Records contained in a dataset
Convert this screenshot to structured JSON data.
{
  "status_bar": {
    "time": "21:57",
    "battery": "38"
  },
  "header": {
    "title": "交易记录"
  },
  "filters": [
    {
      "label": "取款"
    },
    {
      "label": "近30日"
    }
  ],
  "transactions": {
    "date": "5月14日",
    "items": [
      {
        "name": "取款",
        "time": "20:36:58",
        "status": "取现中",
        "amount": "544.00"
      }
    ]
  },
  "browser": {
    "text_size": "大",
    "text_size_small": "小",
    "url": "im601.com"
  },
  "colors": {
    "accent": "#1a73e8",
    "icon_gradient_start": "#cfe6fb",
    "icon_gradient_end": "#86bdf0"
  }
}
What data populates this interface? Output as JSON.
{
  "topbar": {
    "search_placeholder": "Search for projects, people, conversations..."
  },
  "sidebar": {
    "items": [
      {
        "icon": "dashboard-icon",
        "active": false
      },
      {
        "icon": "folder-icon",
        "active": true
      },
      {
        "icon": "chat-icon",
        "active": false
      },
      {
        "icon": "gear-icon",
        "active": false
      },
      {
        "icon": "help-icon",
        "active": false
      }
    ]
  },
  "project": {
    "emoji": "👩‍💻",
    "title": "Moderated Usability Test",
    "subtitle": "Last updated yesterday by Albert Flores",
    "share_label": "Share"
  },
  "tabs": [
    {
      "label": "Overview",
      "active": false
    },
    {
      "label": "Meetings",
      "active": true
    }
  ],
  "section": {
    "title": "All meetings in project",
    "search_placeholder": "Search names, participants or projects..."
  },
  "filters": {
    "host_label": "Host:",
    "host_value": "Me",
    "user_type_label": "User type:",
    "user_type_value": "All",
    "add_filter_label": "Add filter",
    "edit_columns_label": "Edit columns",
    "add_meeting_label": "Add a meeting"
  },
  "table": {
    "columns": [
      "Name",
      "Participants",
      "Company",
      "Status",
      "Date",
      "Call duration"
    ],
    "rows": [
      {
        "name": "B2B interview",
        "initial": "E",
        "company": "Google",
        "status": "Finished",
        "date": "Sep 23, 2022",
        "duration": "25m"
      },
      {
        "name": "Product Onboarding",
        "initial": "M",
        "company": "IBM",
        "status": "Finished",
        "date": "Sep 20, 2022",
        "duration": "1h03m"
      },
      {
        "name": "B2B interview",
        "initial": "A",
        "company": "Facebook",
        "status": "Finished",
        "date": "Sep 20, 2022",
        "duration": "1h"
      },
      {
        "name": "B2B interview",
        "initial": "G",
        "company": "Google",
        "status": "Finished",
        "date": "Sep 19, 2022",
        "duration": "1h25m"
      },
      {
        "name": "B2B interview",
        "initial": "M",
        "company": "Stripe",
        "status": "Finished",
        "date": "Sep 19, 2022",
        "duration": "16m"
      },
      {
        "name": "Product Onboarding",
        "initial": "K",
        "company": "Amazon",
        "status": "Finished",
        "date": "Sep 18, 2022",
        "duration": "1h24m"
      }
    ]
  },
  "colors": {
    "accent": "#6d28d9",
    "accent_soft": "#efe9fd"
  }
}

What is needed
Output the listing above without altering a single character.

Finished task
Convert this screenshot to structured JSON data.
{
  "status_bar": {
    "time": "21:57",
    "battery": "38"
  },
  "header": {
    "title": "交易记录"
  },
  "filters": [
    {
      "label": "取款"
    },
    {
      "label": "近30日"
    }
  ],
  "transactions": {
    "date": "5月14日",
    "items": [
      {
        "name": "取款",
        "time": "20:36:58",
        "status": "取现中",
        "amount": "544.00"
      }
    ]
  },
  "browser": {
    "text_size": "大",
    "text_size_small": "小",
    "url": "im601.com"
  },
  "colors": {
    "accent": "#1a73e8",
    "icon_gradient_start": "#cfe6fb",
    "icon_gradient_end": "#86bdf0"
  }
}
What data populates this interface? Output as JSON.
{
  "topbar": {
    "search_placeholder": "Search for projects, people, conversations..."
  },
  "sidebar": {
    "items": [
      {
        "icon": "dashboard-icon",
        "active": false
      },
      {
        "icon": "folder-icon",
        "active": true
      },
      {
        "icon": "chat-icon",
        "active": false
      },
      {
        "icon": "gear-icon",
        "active": false
      },
      {
        "icon": "help-icon",
        "active": false
      }
    ]
  },
  "project": {
    "emoji": "👩‍💻",
    "title": "Moderated Usability Test",
    "subtitle": "Last updated yesterday by Albert Flores",
    "share_label": "Share"
  },
  "tabs": [
    {
      "label": "Overview",
      "active": false
    },
    {
      "label": "Meetings",
      "active": true
    }
  ],
  "section": {
    "title": "All meetings in project",
    "search_placeholder": "Search names, participants or projects..."
  },
  "filters": {
    "host_label": "Host:",
    "host_value": "Me",
    "user_type_label": "User type:",
    "user_type_value": "All",
    "add_filter_label": "Add filter",
    "edit_columns_label": "Edit columns",
    "add_meeting_label": "Add a meeting"
  },
  "table": {
    "columns": [
      "Name",
      "Participants",
      "Company",
      "Status",
      "Date",
      "Call duration"
    ],
    "rows": [
      {
        "name": "B2B interview",
        "initial": "E",
        "company": "Google",
        "status": "Finished",
        "date": "Sep 23, 2022",
        "duration": "25m"
      },
      {
        "name": "Product Onboarding",
        "initial": "M",
        "company": "IBM",
        "status": "Finished",
        "date": "Sep 20, 2022",
        "duration": "1h03m"
      },
      {
        "name": "B2B interview",
        "initial": "A",
        "company": "Facebook",
        "status": "Finished",
        "date": "Sep 20, 2022",
        "duration": "1h"
      },
      {
        "name": "B2B interview",
        "initial": "G",
        "company": "Google",
        "status": "Finished",
        "date": "Sep 19, 2022",
        "duration": "1h25m"
      },
      {
        "name": "B2B interview",
        "initial": "M",
        "company": "Stripe",
        "status": "Finished",
        "date": "Sep 19, 2022",
        "duration": "16m"
      },
      {
        "name": "Product Onboarding",
        "initial": "K",
        "company": "Amazon",
        "status": "Finished",
        "date": "Sep 18, 2022",
        "duration": "1h24m"
      }
    ]
  },
  "colors": {
    "accent": "#6d28d9",
    "accent_soft": "#efe9fd"
  }
}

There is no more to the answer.